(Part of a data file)
____________

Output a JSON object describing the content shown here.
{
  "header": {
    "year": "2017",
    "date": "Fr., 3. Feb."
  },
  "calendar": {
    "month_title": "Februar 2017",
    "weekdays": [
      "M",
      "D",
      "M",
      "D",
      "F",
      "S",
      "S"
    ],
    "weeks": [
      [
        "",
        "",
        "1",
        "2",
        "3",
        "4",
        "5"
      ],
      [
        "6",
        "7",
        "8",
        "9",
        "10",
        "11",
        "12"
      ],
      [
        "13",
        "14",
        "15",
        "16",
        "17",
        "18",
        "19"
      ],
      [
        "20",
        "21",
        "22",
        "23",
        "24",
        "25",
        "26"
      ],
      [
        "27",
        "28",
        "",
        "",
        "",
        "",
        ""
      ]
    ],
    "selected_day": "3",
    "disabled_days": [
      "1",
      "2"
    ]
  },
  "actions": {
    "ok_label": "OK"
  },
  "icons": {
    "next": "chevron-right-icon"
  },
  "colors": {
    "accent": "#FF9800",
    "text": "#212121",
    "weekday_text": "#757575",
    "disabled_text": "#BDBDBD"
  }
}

____________

**Task details**
Reproduce every record above exactly as it appears.

**Response below**
Output a JSON object describing the content shown here.
{
  "header": {
    "year": "2017",
    "date": "Fr., 3. Feb."
  },
  "calendar": {
    "month_title": "Februar 2017",
    "weekdays": [
      "M",
      "D",
      "M",
      "D",
      "F",
      "S",
      "S"
    ],
    "weeks": [
      [
        "",
        "",
        "1",
        "2",
        "3",
        "4",
        "5"
      ],
      [
        "6",
        "7",
        "8",
        "9",
        "10",
        "11",
        "12"
      ],
      [
        "13",
        "14",
        "15",
        "16",
        "17",
        "18",
        "19"
      ],
      [
        "20",
        "21",
        "22",
        "23",
        "24",
        "25",
        "26"
      ],
      [
        "27",
        "28",
        "",
        "",
        "",
        "",
        ""
      ]
    ],
    "selected_day": "3",
    "disabled_days": [
      "1",
      "2"
    ]
  },
  "actions": {
    "ok_label": "OK"
  },
  "icons": {
    "next": "chevron-right-icon"
  },
  "colors": {
    "accent": "#FF9800",
    "text": "#212121",
    "weekday_text": "#757575",
    "disabled_text": "#BDBDBD"
  }
}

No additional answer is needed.